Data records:

____

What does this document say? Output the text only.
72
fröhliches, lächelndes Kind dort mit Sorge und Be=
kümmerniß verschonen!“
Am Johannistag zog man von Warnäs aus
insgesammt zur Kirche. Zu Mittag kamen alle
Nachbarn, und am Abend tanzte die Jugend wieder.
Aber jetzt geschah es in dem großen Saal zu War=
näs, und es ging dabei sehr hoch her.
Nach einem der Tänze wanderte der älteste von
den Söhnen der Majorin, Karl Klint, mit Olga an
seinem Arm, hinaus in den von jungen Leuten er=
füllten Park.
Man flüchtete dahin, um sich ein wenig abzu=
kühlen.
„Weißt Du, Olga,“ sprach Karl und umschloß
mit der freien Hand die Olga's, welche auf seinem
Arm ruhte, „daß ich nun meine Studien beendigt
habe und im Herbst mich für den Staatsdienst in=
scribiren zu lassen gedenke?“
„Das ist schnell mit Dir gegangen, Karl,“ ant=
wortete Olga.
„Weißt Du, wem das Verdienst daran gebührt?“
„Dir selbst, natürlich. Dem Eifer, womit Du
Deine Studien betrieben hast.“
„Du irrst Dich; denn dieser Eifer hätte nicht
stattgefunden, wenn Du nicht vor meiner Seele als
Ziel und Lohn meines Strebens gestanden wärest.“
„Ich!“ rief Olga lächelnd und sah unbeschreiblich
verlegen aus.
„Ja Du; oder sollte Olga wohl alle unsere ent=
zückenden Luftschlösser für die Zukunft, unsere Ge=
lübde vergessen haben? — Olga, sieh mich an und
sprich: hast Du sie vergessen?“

____

YOUR INSTRUCTIONS: Locate the word "unsere" in the data above. Copy every line carrying it.

CORRECT ANSWER:
„Ja Du; oder sollte Olga wohl alle unsere ent=
zückenden Luftschlösser für die Zukunft, unsere Ge=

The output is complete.